• _REQUIREMENT_
Select lines where the word "disease" appears.

····················

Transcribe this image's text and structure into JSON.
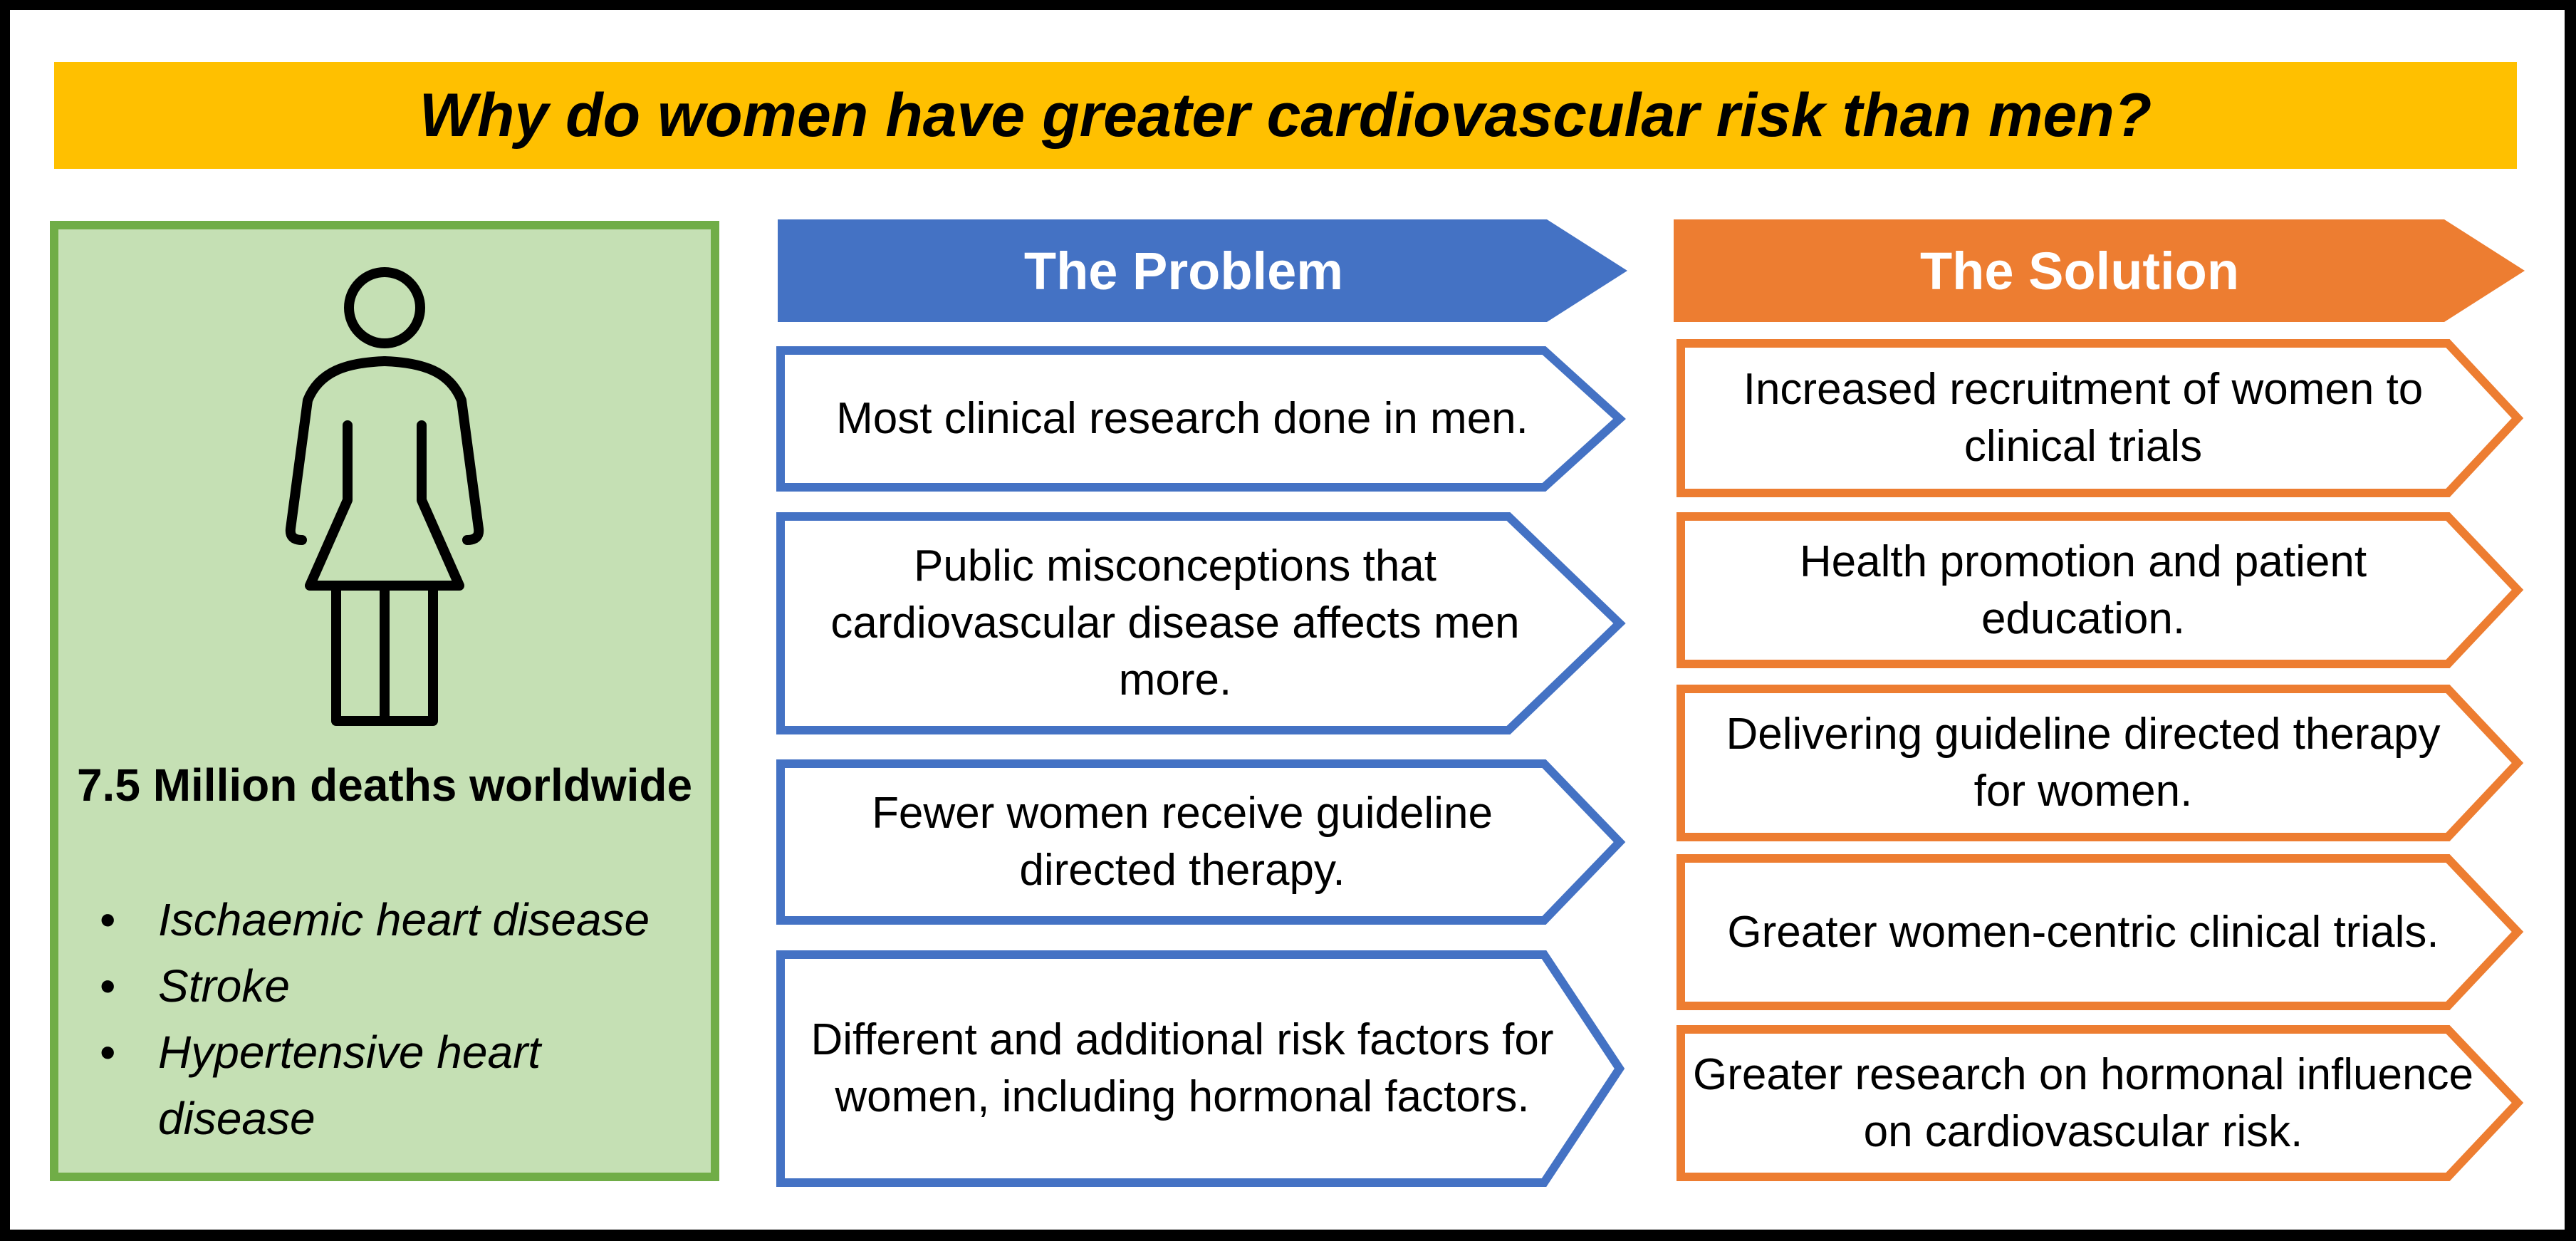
{
  "title": "Why do women have greater cardiovascular risk than men?",
  "colors": {
    "title_bar": "#FFC000",
    "stats_fill": "#C5E0B4",
    "stats_border": "#70AD47",
    "problem_blue": "#4472C4",
    "solution_orange": "#ED7D31"
  },
  "stats": {
    "icon": "woman-icon",
    "headline": "7.5 Million deaths worldwide",
    "causes": [
      "Ischaemic heart disease",
      "Stroke",
      "Hypertensive heart disease"
    ]
  },
  "problem": {
    "header": "The Problem",
    "items": [
      "Most clinical research done in men.",
      "Public misconceptions that cardiovascular disease affects men more.",
      "Fewer women receive guideline directed therapy.",
      "Different and additional risk factors for women, including hormonal factors."
    ]
  },
  "solution": {
    "header": "The Solution",
    "items": [
      "Increased recruitment of women to clinical trials",
      "Health promotion and patient education.",
      "Delivering guideline directed therapy for women.",
      "Greater women-centric clinical trials.",
      "Greater research on hormonal influence on cardiovascular risk."
    ]
  }
}
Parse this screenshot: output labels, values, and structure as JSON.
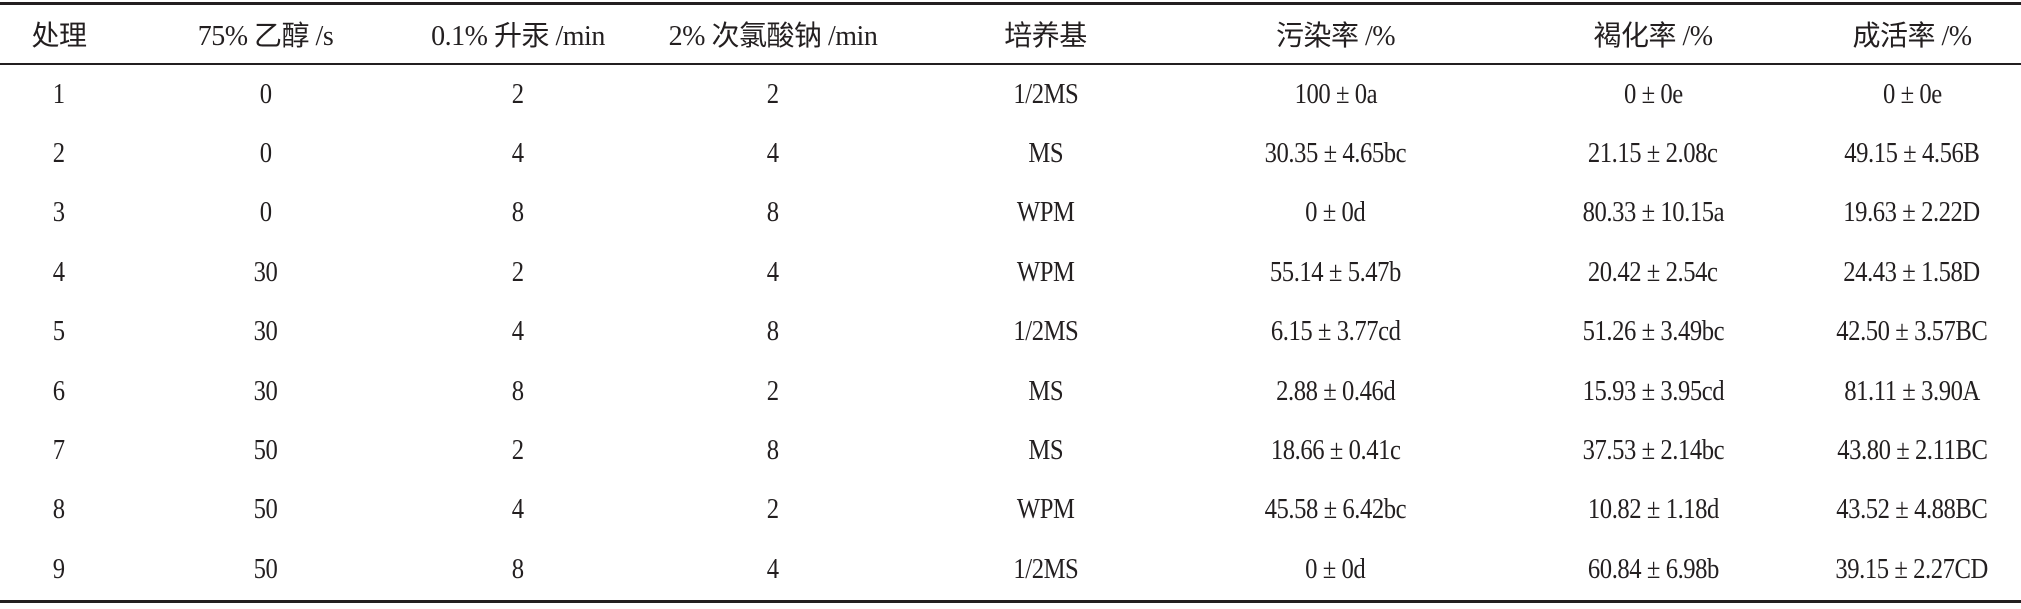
{
  "table": {
    "headers": [
      "处理",
      "75% 乙醇 /s",
      "0.1% 升汞 /min",
      "2% 次氯酸钠 /min",
      "培养基",
      "污染率 /%",
      "褐化率 /%",
      "成活率 /%"
    ],
    "rows": [
      [
        "1",
        "0",
        "2",
        "2",
        "1/2MS",
        "100 ± 0a",
        "0 ± 0e",
        "0 ± 0e"
      ],
      [
        "2",
        "0",
        "4",
        "4",
        "MS",
        "30.35 ± 4.65bc",
        "21.15 ± 2.08c",
        "49.15 ± 4.56B"
      ],
      [
        "3",
        "0",
        "8",
        "8",
        "WPM",
        "0 ± 0d",
        "80.33 ± 10.15a",
        "19.63 ± 2.22D"
      ],
      [
        "4",
        "30",
        "2",
        "4",
        "WPM",
        "55.14 ± 5.47b",
        "20.42 ± 2.54c",
        "24.43 ± 1.58D"
      ],
      [
        "5",
        "30",
        "4",
        "8",
        "1/2MS",
        "6.15 ± 3.77cd",
        "51.26 ± 3.49bc",
        "42.50 ± 3.57BC"
      ],
      [
        "6",
        "30",
        "8",
        "2",
        "MS",
        "2.88 ± 0.46d",
        "15.93 ± 3.95cd",
        "81.11 ± 3.90A"
      ],
      [
        "7",
        "50",
        "2",
        "8",
        "MS",
        "18.66 ± 0.41c",
        "37.53 ± 2.14bc",
        "43.80 ± 2.11BC"
      ],
      [
        "8",
        "50",
        "4",
        "2",
        "WPM",
        "45.58 ± 6.42bc",
        "10.82 ± 1.18d",
        "43.52 ± 4.88BC"
      ],
      [
        "9",
        "50",
        "8",
        "4",
        "1/2MS",
        "0 ± 0d",
        "60.84 ± 6.98b",
        "39.15 ± 2.27CD"
      ]
    ]
  }
}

····················

• _FINAL ANSWER_
      "Ischaemic heart disease",
      "Hypertensive heart disease"
      "Public misconceptions that cardiovascular disease affects men more.",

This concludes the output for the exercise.